## DATASET CONTENT
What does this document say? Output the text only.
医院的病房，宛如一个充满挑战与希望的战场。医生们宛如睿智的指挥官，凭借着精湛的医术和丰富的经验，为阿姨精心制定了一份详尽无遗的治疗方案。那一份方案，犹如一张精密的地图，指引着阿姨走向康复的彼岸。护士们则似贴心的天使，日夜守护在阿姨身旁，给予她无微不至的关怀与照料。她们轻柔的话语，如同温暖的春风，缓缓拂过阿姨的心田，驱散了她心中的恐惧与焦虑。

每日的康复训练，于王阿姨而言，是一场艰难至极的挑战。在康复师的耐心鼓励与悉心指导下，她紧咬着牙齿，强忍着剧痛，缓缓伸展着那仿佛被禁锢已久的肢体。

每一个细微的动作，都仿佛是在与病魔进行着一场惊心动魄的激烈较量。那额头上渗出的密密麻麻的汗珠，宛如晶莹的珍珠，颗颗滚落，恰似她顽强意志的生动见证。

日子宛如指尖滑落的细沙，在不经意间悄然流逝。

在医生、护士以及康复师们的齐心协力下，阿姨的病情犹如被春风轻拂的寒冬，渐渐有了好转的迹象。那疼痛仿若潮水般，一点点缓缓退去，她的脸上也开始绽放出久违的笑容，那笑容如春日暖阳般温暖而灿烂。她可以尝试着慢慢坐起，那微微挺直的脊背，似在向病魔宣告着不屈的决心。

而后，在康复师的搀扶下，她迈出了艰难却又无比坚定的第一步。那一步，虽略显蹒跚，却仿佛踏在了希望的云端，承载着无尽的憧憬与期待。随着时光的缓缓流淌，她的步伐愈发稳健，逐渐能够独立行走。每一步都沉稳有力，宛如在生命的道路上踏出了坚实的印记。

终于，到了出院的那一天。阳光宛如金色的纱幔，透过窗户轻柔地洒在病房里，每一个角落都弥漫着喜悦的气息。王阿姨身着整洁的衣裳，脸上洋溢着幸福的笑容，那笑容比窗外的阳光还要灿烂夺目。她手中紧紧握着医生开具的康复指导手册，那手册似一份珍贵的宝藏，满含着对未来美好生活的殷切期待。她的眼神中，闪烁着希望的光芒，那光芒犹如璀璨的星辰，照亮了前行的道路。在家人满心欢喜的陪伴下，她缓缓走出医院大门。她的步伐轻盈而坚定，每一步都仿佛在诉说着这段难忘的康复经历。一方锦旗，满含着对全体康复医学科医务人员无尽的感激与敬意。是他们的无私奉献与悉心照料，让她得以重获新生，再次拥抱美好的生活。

## AIM OF THE TASK
Each entry must be reproduced verbatim.

## OUTPUT BELOW
What does this document say? Output the text only.
医院的病房，宛如一个充满挑战与希望的战场。医生们宛如睿智的指挥官，凭借着精湛的医术和丰富的经验，为阿姨精心制定了一份详尽无遗的治疗方案。那一份方案，犹如一张精密的地图，指引着阿姨走向康复的彼岸。护士们则似贴心的天使，日夜守护在阿姨身旁，给予她无微不至的关怀与照料。她们轻柔的话语，如同温暖的春风，缓缓拂过阿姨的心田，驱散了她心中的恐惧与焦虑。

每日的康复训练，于王阿姨而言，是一场艰难至极的挑战。在康复师的耐心鼓励与悉心指导下，她紧咬着牙齿，强忍着剧痛，缓缓伸展着那仿佛被禁锢已久的肢体。

每一个细微的动作，都仿佛是在与病魔进行着一场惊心动魄的激烈较量。那额头上渗出的密密麻麻的汗珠，宛如晶莹的珍珠，颗颗滚落，恰似她顽强意志的生动见证。

日子宛如指尖滑落的细沙，在不经意间悄然流逝。

在医生、护士以及康复师们的齐心协力下，阿姨的病情犹如被春风轻拂的寒冬，渐渐有了好转的迹象。那疼痛仿若潮水般，一点点缓缓退去，她的脸上也开始绽放出久违的笑容，那笑容如春日暖阳般温暖而灿烂。她可以尝试着慢慢坐起，那微微挺直的脊背，似在向病魔宣告着不屈的决心。

而后，在康复师的搀扶下，她迈出了艰难却又无比坚定的第一步。那一步，虽略显蹒跚，却仿佛踏在了希望的云端，承载着无尽的憧憬与期待。随着时光的缓缓流淌，她的步伐愈发稳健，逐渐能够独立行走。每一步都沉稳有力，宛如在生命的道路上踏出了坚实的印记。

终于，到了出院的那一天。阳光宛如金色的纱幔，透过窗户轻柔地洒在病房里，每一个角落都弥漫着喜悦的气息。王阿姨身着整洁的衣裳，脸上洋溢着幸福的笑容，那笑容比窗外的阳光还要灿烂夺目。她手中紧紧握着医生开具的康复指导手册，那手册似一份珍贵的宝藏，满含着对未来美好生活的殷切期待。她的眼神中，闪烁着希望的光芒，那光芒犹如璀璨的星辰，照亮了前行的道路。在家人满心欢喜的陪伴下，她缓缓走出医院大门。她的步伐轻盈而坚定，每一步都仿佛在诉说着这段难忘的康复经历。一方锦旗，满含着对全体康复医学科医务人员无尽的感激与敬意。是他们的无私奉献与悉心照料，让她得以重获新生，再次拥抱美好的生活。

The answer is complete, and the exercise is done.